▶ Task brief:
Reproduce the items verbatim from the start through the line containing "datetime-badge: 11/05/2025 |", including that line.

━━━ Material provided ━━━

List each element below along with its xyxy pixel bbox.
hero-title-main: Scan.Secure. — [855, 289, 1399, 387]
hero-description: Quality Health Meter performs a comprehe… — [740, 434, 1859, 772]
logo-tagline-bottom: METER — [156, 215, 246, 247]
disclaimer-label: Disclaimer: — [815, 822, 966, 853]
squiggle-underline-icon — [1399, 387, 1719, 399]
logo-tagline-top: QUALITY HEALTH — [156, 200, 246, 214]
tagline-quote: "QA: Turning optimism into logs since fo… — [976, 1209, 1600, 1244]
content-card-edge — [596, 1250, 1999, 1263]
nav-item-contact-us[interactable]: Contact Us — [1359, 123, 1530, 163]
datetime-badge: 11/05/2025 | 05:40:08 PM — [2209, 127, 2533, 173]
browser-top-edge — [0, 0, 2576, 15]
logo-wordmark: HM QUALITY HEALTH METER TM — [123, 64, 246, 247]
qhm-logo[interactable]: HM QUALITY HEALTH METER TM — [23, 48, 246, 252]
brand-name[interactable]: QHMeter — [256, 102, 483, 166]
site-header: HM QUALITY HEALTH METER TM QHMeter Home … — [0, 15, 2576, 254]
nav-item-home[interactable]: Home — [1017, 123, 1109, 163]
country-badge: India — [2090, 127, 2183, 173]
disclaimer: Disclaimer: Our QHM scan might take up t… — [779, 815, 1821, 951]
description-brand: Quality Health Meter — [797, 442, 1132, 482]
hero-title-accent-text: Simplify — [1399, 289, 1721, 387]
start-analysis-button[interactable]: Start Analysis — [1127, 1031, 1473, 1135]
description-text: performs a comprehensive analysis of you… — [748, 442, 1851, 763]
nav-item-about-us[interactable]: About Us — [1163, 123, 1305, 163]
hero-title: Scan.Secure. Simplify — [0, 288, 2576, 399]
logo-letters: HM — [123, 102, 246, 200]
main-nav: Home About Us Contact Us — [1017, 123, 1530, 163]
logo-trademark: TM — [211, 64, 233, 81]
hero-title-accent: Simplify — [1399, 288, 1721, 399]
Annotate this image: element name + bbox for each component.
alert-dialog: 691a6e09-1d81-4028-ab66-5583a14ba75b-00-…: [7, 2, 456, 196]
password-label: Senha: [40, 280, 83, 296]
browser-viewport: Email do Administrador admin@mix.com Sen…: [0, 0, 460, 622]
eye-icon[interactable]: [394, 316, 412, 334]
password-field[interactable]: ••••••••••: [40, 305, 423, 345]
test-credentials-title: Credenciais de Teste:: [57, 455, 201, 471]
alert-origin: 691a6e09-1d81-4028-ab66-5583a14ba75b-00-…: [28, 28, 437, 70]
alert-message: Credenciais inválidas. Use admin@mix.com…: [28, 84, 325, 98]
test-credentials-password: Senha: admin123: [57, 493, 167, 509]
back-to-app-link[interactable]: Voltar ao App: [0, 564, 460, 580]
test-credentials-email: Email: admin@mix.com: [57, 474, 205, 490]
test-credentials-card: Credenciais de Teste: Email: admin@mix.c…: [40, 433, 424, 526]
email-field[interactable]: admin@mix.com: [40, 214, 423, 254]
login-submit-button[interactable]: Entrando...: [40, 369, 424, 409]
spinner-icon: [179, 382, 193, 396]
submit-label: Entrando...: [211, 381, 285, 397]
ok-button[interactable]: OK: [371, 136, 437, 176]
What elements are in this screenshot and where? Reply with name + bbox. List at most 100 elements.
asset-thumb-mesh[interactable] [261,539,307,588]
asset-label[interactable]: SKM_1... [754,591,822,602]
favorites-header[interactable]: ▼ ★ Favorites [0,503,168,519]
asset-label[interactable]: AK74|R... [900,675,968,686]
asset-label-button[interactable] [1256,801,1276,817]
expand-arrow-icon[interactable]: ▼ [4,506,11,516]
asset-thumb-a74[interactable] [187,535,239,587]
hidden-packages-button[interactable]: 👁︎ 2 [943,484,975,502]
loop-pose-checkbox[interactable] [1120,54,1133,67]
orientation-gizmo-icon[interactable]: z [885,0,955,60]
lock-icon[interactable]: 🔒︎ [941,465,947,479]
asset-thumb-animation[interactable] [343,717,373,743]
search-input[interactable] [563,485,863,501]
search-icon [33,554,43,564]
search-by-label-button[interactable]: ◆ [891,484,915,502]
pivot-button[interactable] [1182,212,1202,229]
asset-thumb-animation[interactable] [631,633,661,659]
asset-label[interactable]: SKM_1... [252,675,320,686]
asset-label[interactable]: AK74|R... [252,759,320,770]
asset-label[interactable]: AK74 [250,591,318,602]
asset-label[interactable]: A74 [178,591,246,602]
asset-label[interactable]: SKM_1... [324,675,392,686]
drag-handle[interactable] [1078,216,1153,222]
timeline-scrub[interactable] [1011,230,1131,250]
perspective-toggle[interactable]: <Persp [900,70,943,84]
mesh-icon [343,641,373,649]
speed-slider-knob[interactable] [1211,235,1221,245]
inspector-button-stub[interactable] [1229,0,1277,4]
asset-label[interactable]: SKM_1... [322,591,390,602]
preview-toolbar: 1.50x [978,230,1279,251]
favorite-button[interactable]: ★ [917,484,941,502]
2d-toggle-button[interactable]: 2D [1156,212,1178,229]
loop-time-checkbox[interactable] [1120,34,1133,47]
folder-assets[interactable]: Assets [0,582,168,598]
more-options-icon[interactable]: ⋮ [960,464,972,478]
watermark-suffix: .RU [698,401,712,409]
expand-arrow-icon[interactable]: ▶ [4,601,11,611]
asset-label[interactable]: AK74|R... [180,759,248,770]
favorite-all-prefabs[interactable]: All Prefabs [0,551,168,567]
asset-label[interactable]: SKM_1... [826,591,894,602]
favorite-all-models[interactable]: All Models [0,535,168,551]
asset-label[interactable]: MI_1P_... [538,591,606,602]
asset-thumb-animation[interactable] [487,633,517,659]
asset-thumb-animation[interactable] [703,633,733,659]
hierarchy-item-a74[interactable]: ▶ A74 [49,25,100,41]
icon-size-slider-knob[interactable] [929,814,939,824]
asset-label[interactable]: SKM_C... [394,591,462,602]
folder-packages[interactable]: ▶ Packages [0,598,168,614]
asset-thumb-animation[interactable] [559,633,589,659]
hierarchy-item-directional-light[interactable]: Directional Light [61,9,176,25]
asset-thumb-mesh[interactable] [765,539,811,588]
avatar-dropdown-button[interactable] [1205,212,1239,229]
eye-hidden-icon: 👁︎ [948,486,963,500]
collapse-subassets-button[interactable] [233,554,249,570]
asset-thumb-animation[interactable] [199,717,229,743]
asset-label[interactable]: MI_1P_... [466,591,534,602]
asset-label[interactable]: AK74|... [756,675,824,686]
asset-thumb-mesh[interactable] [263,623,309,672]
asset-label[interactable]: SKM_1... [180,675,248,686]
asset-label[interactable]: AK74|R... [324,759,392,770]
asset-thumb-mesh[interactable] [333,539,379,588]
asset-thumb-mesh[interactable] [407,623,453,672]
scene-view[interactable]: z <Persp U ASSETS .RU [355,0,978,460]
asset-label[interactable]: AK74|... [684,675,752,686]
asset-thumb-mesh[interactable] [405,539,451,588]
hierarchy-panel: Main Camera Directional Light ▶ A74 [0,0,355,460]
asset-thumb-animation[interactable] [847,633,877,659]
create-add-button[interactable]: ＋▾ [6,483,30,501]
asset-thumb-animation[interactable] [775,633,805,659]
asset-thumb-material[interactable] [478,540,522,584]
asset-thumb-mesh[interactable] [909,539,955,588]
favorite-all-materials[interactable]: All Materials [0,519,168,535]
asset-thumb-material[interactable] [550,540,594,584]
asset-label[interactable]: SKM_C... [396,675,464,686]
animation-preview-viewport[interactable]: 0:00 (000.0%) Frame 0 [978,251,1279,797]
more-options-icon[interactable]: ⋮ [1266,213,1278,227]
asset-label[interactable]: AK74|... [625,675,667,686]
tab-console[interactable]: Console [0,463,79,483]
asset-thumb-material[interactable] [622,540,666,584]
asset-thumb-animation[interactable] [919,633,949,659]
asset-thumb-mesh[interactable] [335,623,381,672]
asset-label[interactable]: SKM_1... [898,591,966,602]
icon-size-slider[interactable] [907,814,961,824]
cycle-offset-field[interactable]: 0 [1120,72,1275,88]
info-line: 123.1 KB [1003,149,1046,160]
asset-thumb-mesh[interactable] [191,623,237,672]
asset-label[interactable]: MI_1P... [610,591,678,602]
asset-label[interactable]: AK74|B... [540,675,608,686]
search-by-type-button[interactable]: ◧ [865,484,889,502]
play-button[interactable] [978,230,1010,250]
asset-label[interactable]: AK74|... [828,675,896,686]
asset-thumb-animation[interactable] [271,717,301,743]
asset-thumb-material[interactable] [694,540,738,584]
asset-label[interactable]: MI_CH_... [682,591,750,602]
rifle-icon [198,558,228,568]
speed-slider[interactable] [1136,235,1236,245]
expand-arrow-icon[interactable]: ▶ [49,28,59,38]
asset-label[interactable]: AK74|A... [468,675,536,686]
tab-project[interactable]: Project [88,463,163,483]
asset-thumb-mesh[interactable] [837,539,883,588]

━━━

▶ Output for this exercise:
List each element below along with its xyxy pixel bbox.
hero-title-main: Scan.Secure. — [855, 289, 1399, 387]
hero-description: Quality Health Meter performs a comprehe… — [740, 434, 1859, 772]
logo-tagline-bottom: METER — [156, 215, 246, 247]
disclaimer-label: Disclaimer: — [815, 822, 966, 853]
squiggle-underline-icon — [1399, 387, 1719, 399]
logo-tagline-top: QUALITY HEALTH — [156, 200, 246, 214]
tagline-quote: "QA: Turning optimism into logs since fo… — [976, 1209, 1600, 1244]
content-card-edge — [596, 1250, 1999, 1263]
nav-item-contact-us[interactable]: Contact Us — [1359, 123, 1530, 163]
datetime-badge: 11/05/2025 | 05:40:08 PM — [2209, 127, 2533, 173]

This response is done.